** start DATA SUPPLIED **

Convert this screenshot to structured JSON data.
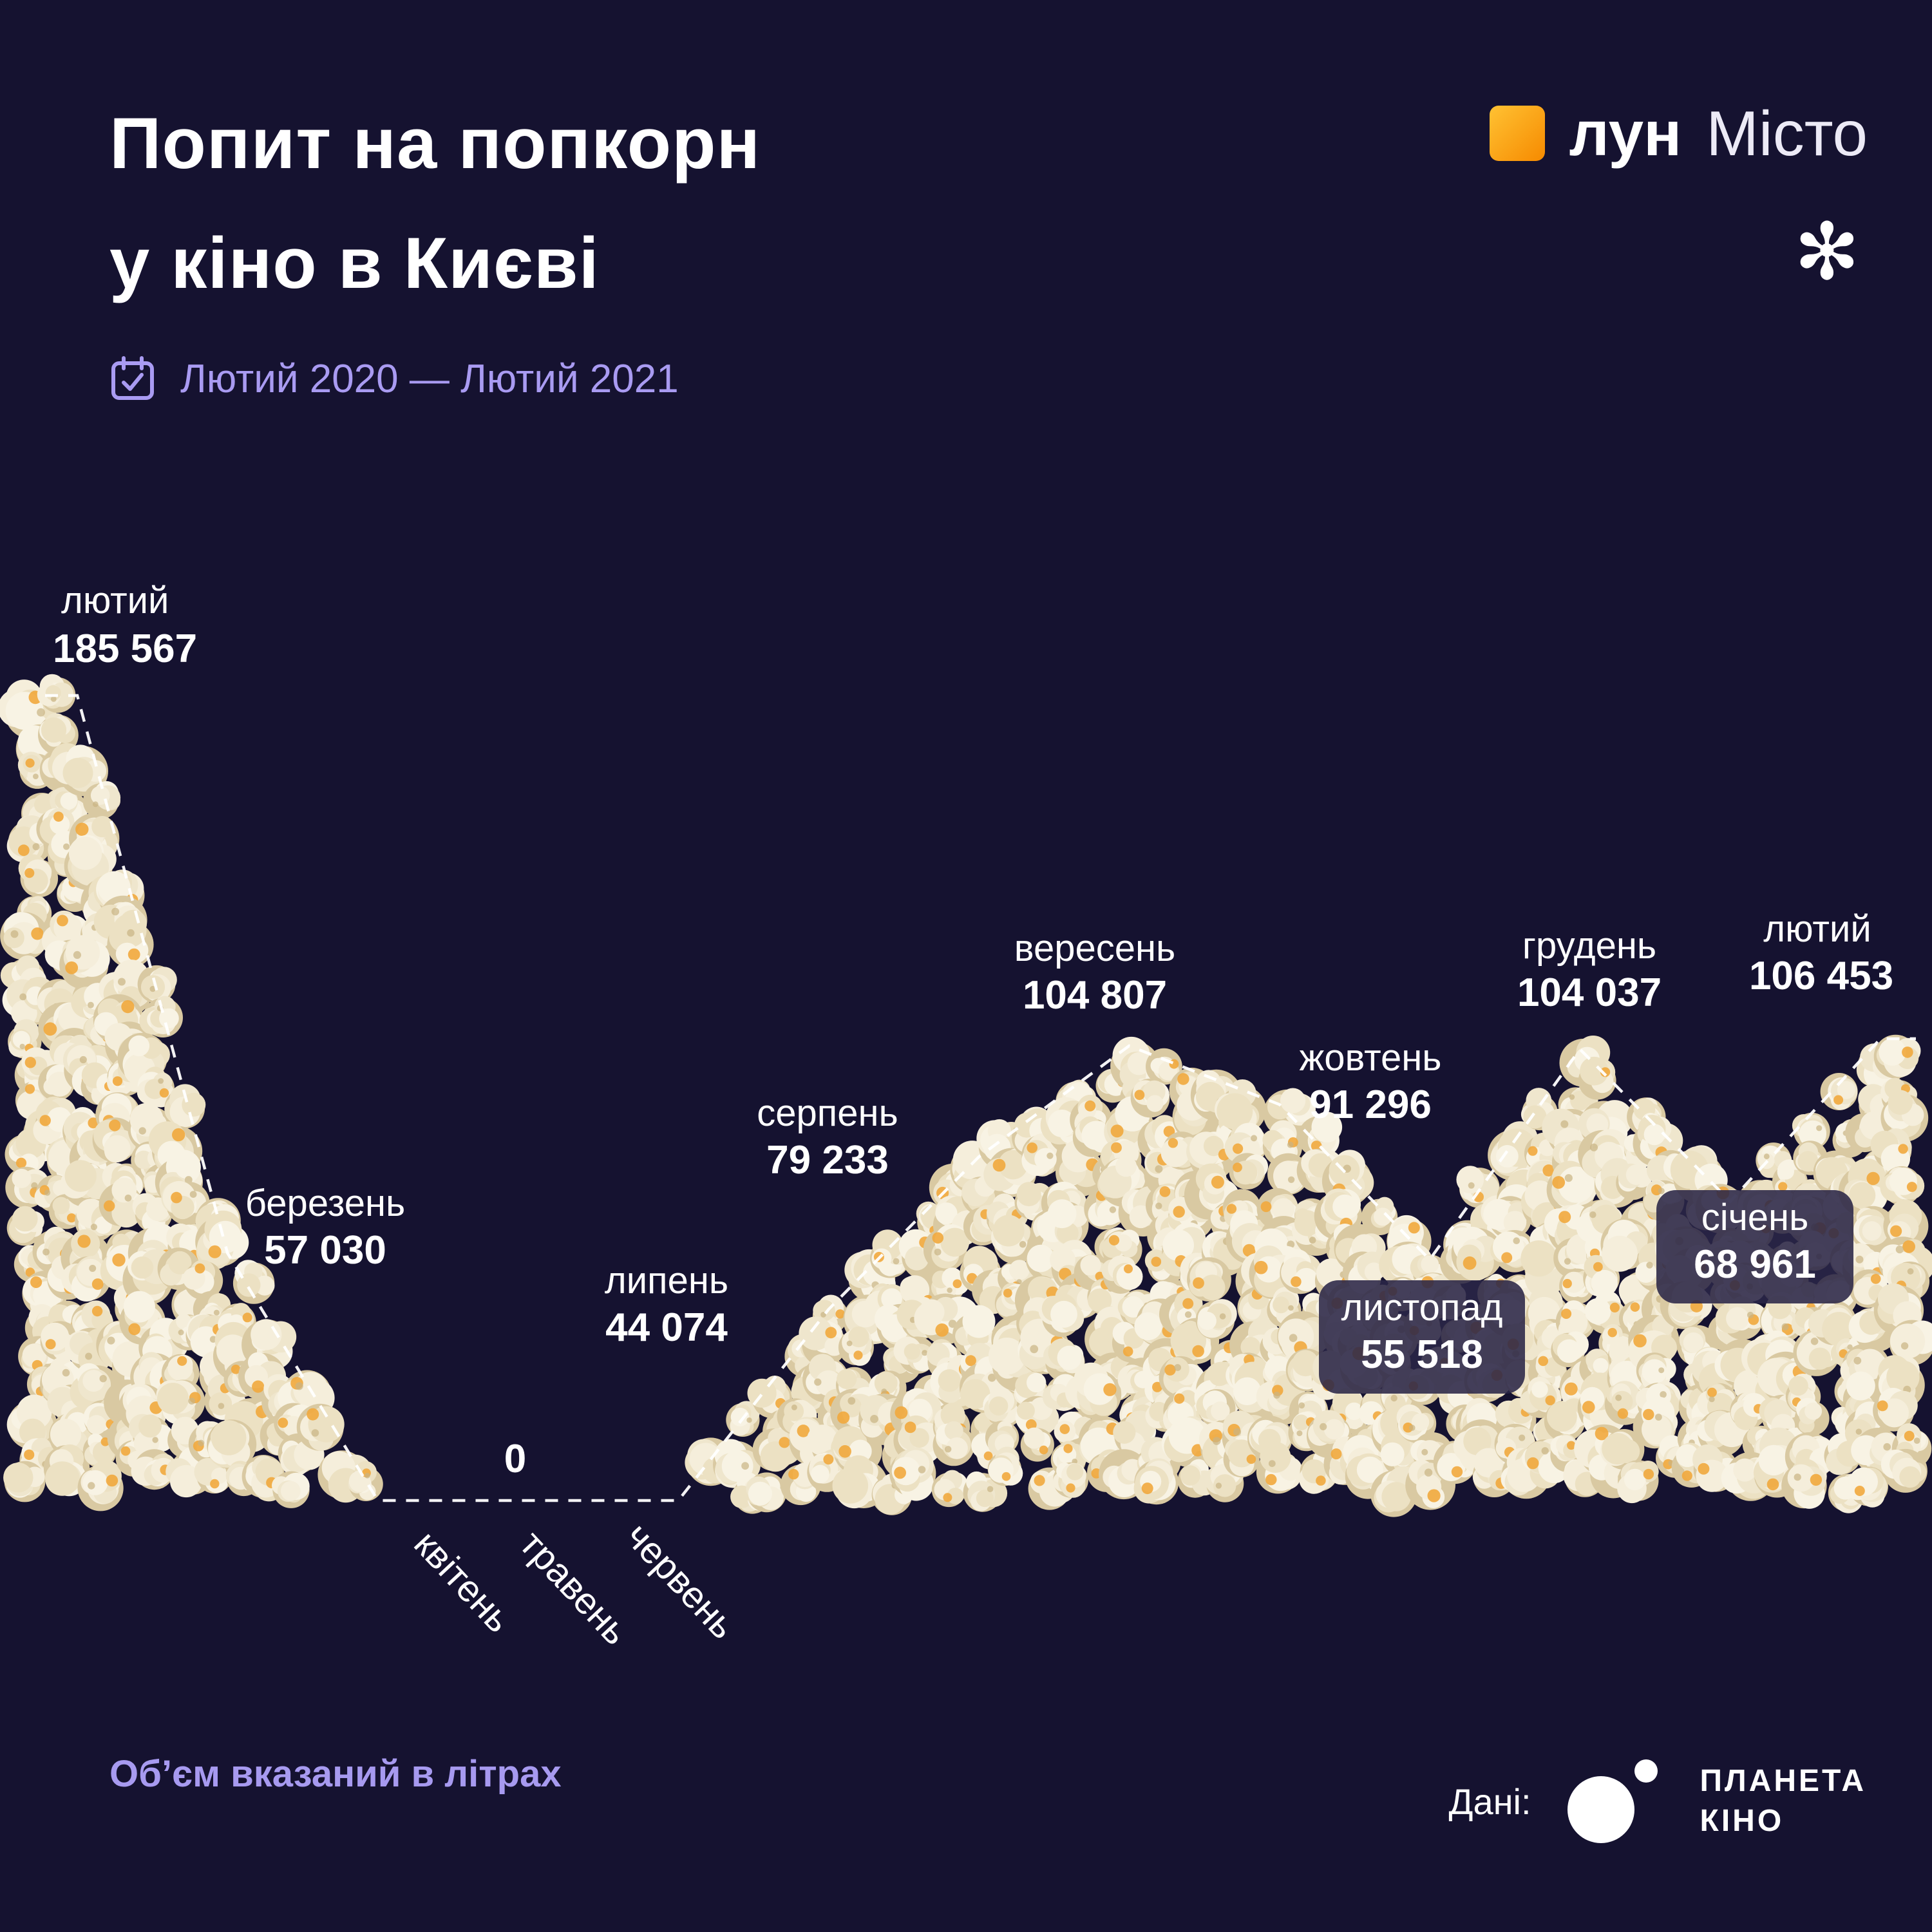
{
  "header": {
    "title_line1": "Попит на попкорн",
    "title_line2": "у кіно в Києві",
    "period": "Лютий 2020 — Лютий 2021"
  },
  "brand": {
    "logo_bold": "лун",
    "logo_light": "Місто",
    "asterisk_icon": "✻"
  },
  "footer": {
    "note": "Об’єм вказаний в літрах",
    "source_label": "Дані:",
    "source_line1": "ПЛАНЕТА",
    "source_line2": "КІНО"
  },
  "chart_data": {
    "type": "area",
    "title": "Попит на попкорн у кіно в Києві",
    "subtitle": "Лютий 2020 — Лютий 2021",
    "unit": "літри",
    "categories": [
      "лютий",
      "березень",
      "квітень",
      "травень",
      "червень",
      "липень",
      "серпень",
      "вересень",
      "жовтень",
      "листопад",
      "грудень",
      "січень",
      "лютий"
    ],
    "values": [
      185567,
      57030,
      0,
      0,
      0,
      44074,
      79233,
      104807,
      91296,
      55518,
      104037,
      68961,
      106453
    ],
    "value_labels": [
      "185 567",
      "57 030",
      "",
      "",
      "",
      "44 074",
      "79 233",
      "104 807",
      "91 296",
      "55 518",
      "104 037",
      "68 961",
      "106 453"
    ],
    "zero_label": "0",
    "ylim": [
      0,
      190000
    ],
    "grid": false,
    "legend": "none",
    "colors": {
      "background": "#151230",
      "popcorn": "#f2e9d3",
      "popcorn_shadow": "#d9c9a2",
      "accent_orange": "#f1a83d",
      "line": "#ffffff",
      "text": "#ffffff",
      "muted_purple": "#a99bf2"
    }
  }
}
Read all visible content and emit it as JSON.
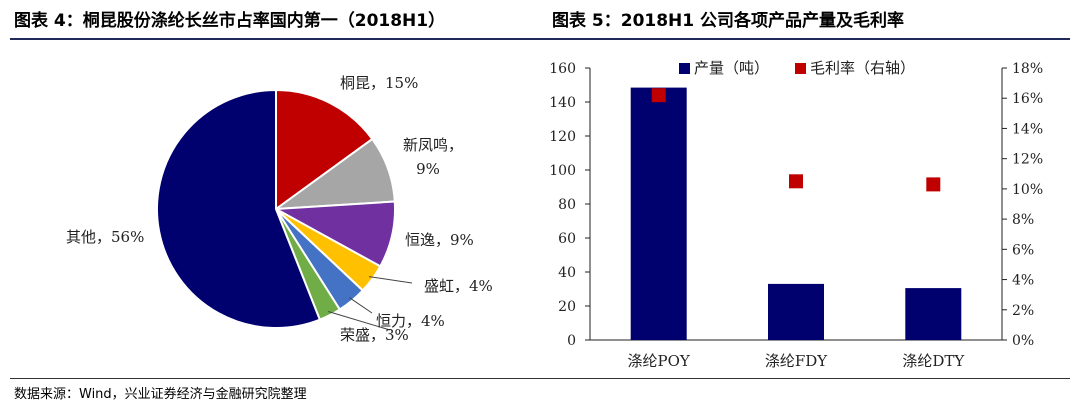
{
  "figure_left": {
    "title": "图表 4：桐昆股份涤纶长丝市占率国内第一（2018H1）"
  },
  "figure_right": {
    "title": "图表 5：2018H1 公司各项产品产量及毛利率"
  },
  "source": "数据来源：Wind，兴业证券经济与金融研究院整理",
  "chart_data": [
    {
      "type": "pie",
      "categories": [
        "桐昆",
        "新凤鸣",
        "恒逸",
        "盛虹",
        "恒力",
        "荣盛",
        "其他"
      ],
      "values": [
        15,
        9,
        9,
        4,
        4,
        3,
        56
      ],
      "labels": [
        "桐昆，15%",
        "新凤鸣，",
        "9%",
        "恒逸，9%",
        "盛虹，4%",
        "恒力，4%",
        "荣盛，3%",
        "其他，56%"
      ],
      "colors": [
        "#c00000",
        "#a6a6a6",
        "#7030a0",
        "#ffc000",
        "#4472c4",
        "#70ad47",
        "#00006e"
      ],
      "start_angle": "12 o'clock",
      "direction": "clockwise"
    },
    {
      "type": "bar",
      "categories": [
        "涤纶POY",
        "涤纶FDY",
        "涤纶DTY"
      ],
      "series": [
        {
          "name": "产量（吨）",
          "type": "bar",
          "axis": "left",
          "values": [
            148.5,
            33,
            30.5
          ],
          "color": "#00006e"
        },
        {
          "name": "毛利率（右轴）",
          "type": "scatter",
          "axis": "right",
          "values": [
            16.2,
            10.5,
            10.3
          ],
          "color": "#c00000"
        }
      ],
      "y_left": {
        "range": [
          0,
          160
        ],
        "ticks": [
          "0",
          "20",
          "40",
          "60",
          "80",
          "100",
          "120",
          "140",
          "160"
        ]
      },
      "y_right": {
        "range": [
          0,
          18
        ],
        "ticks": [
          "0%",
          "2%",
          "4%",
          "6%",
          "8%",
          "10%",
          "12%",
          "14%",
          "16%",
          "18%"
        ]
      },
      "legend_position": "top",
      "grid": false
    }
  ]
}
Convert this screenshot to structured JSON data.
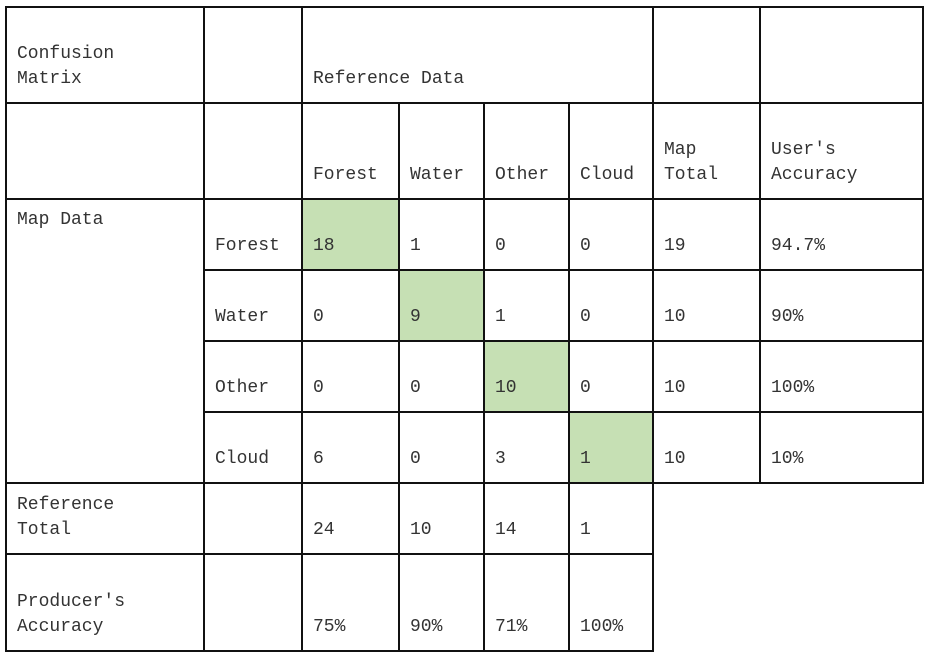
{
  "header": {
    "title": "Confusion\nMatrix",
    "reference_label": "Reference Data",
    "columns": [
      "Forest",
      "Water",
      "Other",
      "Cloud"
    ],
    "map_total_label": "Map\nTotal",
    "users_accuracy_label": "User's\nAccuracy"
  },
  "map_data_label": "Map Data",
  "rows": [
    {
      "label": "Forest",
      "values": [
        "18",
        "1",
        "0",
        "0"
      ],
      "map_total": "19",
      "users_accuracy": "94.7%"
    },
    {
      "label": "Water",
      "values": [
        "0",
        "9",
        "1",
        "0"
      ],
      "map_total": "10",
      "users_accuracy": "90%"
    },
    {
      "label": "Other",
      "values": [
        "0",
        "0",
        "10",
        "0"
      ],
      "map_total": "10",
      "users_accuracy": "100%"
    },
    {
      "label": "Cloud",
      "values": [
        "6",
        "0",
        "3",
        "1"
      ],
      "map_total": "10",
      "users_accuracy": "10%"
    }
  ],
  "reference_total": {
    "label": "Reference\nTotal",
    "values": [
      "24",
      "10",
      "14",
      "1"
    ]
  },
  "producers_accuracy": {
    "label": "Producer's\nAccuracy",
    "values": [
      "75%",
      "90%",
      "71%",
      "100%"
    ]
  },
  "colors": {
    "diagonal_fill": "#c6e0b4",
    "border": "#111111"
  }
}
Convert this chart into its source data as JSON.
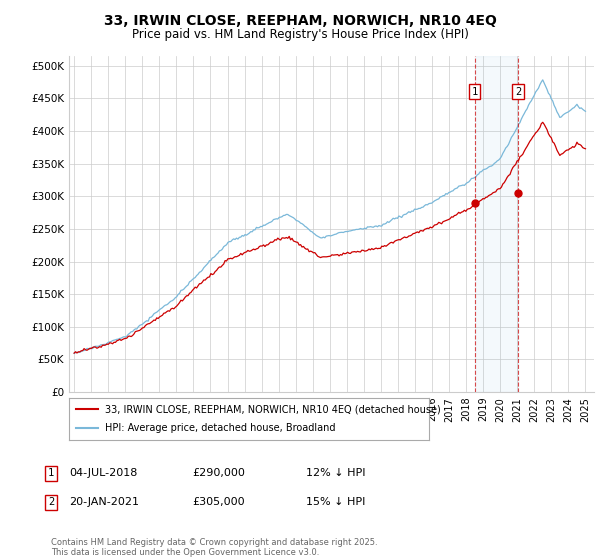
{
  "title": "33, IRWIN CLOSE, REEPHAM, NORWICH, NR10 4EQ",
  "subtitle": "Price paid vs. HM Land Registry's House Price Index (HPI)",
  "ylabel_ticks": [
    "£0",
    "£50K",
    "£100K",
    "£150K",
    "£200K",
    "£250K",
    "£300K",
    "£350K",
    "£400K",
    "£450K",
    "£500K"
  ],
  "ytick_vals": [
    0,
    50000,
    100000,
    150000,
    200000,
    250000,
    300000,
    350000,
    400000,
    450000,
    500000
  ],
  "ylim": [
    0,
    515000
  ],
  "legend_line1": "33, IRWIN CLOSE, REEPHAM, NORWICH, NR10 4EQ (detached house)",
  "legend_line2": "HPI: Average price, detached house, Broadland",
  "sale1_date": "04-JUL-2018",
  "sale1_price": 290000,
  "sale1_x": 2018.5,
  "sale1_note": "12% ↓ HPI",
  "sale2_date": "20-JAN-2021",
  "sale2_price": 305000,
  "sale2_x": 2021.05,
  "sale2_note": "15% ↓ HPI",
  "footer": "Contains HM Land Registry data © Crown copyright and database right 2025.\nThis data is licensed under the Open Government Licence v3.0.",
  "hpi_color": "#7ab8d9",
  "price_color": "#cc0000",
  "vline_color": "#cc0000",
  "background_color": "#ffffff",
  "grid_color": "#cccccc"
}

** end DATA SUPPLIED **

> [EXERCISE REQUIREMENTS] Reproduce exactly and only the lines from the line that contains "Convert this chart" to the end of the data above, both ends included. No pictures go in the copy.

> [WRITTEN REPLY]
Convert this chart into its source data as JSON.
{
  "title": "33, IRWIN CLOSE, REEPHAM, NORWICH, NR10 4EQ",
  "subtitle": "Price paid vs. HM Land Registry's House Price Index (HPI)",
  "ylabel_ticks": [
    "£0",
    "£50K",
    "£100K",
    "£150K",
    "£200K",
    "£250K",
    "£300K",
    "£350K",
    "£400K",
    "£450K",
    "£500K"
  ],
  "ytick_vals": [
    0,
    50000,
    100000,
    150000,
    200000,
    250000,
    300000,
    350000,
    400000,
    450000,
    500000
  ],
  "ylim": [
    0,
    515000
  ],
  "legend_line1": "33, IRWIN CLOSE, REEPHAM, NORWICH, NR10 4EQ (detached house)",
  "legend_line2": "HPI: Average price, detached house, Broadland",
  "sale1_date": "04-JUL-2018",
  "sale1_price": 290000,
  "sale1_x": 2018.5,
  "sale1_note": "12% ↓ HPI",
  "sale2_date": "20-JAN-2021",
  "sale2_price": 305000,
  "sale2_x": 2021.05,
  "sale2_note": "15% ↓ HPI",
  "footer": "Contains HM Land Registry data © Crown copyright and database right 2025.\nThis data is licensed under the Open Government Licence v3.0.",
  "hpi_color": "#7ab8d9",
  "price_color": "#cc0000",
  "vline_color": "#cc0000",
  "background_color": "#ffffff",
  "grid_color": "#cccccc"
}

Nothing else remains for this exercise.